# [Brief]
Leave out the images and repeat the listing below without a single change.

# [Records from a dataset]
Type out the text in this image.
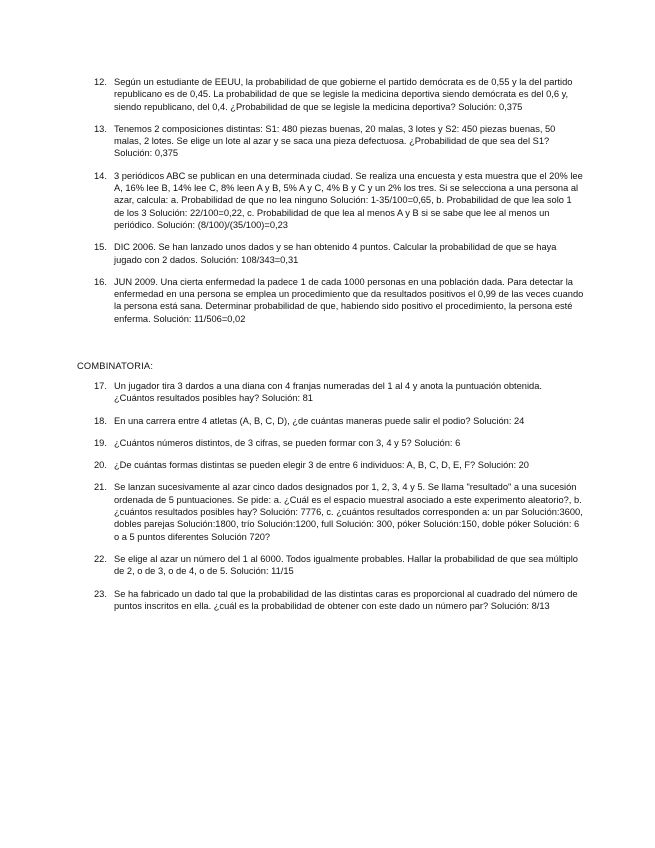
12. Según un estudiante de EEUU, la probabilidad de que gobierne el partido demócrata es de 0,55 y la del partido republicano es de 0,45. La probabilidad de que se legisle la medicina deportiva siendo demócrata es del 0,6 y, siendo republicano, del 0,4. ¿Probabilidad de que se legisle la medicina deportiva? Solución: 0,375
13. Tenemos 2 composiciones distintas: S1: 480 piezas buenas, 20 malas, 3 lotes y S2: 450 piezas buenas, 50 malas, 2 lotes. Se elige un lote al azar y se saca una pieza defectuosa. ¿Probabilidad de que sea del S1? Solución: 0,375
14. 3 periódicos ABC se publican en una determinada ciudad. Se realiza una encuesta y esta muestra que el 20% lee A, 16% lee B, 14% lee C, 8% leen A y B, 5% A y C, 4% B y C y un 2% los tres. Si se selecciona a una persona al azar, calcula: a. Probabilidad de que no lea ninguno Solución: 1-35/100=0,65, b. Probabilidad de que lea solo 1 de los 3 Solución: 22/100=0,22, c. Probabilidad de que lea al menos A y B si se sabe que lee al menos un periódico. Solución: (8/100)/(35/100)=0,23
15. DIC 2006. Se han lanzado unos dados y se han obtenido 4 puntos. Calcular la probabilidad de que se haya jugado con 2 dados. Solución: 108/343=0,31
16. JUN 2009. Una cierta enfermedad la padece 1 de cada 1000 personas en una población dada. Para detectar la enfermedad en una persona se emplea un procedimiento que da resultados positivos el 0,99 de las veces cuando la persona está sana. Determinar probabilidad de que, habiendo sido positivo el procedimiento, la persona esté enferma. Solución: 11/506=0,02
COMBINATORIA:
17. Un jugador tira 3 dardos a una diana con 4 franjas numeradas del 1 al 4 y anota la puntuación obtenida. ¿Cuántos resultados posibles hay? Solución: 81
18. En una carrera entre 4 atletas (A, B, C, D), ¿de cuántas maneras puede salir el podio? Solución: 24
19. ¿Cuántos números distintos, de 3 cifras, se pueden formar con 3, 4 y 5? Solución: 6
20. ¿De cuántas formas distintas se pueden elegir 3 de entre 6 individuos: A, B, C, D, E, F? Solución: 20
21. Se lanzan sucesivamente al azar cinco dados designados por 1, 2, 3, 4 y 5. Se llama "resultado" a una sucesión ordenada de 5 puntuaciones. Se pide: a. ¿Cuál es el espacio muestral asociado a este experimento aleatorio?, b. ¿cuántos resultados posibles hay? Solución: 7776, c. ¿cuántos resultados corresponden a: un par Solución:3600, dobles parejas Solución:1800, trío Solución:1200, full Solución: 300, póker Solución:150, doble póker Solución: 6 o a 5 puntos diferentes Solución 720?
22. Se elige al azar un número del 1 al 6000. Todos igualmente probables. Hallar la probabilidad de que sea múltiplo de 2, o de 3, o de 4, o de 5. Solución: 11/15
23. Se ha fabricado un dado tal que la probabilidad de las distintas caras es proporcional al cuadrado del número de puntos inscritos en ella. ¿cuál es la probabilidad de obtener con este dado un número par? Solución: 8/13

# [Exercise output]
Type out the text in this image.
12. Según un estudiante de EEUU, la probabilidad de que gobierne el partido demócrata es de 0,55 y la del partido republicano es de 0,45. La probabilidad de que se legisle la medicina deportiva siendo demócrata es del 0,6 y, siendo republicano, del 0,4. ¿Probabilidad de que se legisle la medicina deportiva? Solución: 0,375
13. Tenemos 2 composiciones distintas: S1: 480 piezas buenas, 20 malas, 3 lotes y S2: 450 piezas buenas, 50 malas, 2 lotes. Se elige un lote al azar y se saca una pieza defectuosa. ¿Probabilidad de que sea del S1? Solución: 0,375
14. 3 periódicos ABC se publican en una determinada ciudad. Se realiza una encuesta y esta muestra que el 20% lee A, 16% lee B, 14% lee C, 8% leen A y B, 5% A y C, 4% B y C y un 2% los tres. Si se selecciona a una persona al azar, calcula: a. Probabilidad de que no lea ninguno Solución: 1-35/100=0,65, b. Probabilidad de que lea solo 1 de los 3 Solución: 22/100=0,22, c. Probabilidad de que lea al menos A y B si se sabe que lee al menos un periódico. Solución: (8/100)/(35/100)=0,23
15. DIC 2006. Se han lanzado unos dados y se han obtenido 4 puntos. Calcular la probabilidad de que se haya jugado con 2 dados. Solución: 108/343=0,31
16. JUN 2009. Una cierta enfermedad la padece 1 de cada 1000 personas en una población dada. Para detectar la enfermedad en una persona se emplea un procedimiento que da resultados positivos el 0,99 de las veces cuando la persona está sana. Determinar probabilidad de que, habiendo sido positivo el procedimiento, la persona esté enferma. Solución: 11/506=0,02
COMBINATORIA:
17. Un jugador tira 3 dardos a una diana con 4 franjas numeradas del 1 al 4 y anota la puntuación obtenida. ¿Cuántos resultados posibles hay? Solución: 81
18. En una carrera entre 4 atletas (A, B, C, D), ¿de cuántas maneras puede salir el podio? Solución: 24
19. ¿Cuántos números distintos, de 3 cifras, se pueden formar con 3, 4 y 5? Solución: 6
20. ¿De cuántas formas distintas se pueden elegir 3 de entre 6 individuos: A, B, C, D, E, F? Solución: 20
21. Se lanzan sucesivamente al azar cinco dados designados por 1, 2, 3, 4 y 5. Se llama "resultado" a una sucesión ordenada de 5 puntuaciones. Se pide: a. ¿Cuál es el espacio muestral asociado a este experimento aleatorio?, b. ¿cuántos resultados posibles hay? Solución: 7776, c. ¿cuántos resultados corresponden a: un par Solución:3600, dobles parejas Solución:1800, trío Solución:1200, full Solución: 300, póker Solución:150, doble póker Solución: 6 o a 5 puntos diferentes Solución 720?
22. Se elige al azar un número del 1 al 6000. Todos igualmente probables. Hallar la probabilidad de que sea múltiplo de 2, o de 3, o de 4, o de 5. Solución: 11/15
23. Se ha fabricado un dado tal que la probabilidad de las distintas caras es proporcional al cuadrado del número de puntos inscritos en ella. ¿cuál es la probabilidad de obtener con este dado un número par? Solución: 8/13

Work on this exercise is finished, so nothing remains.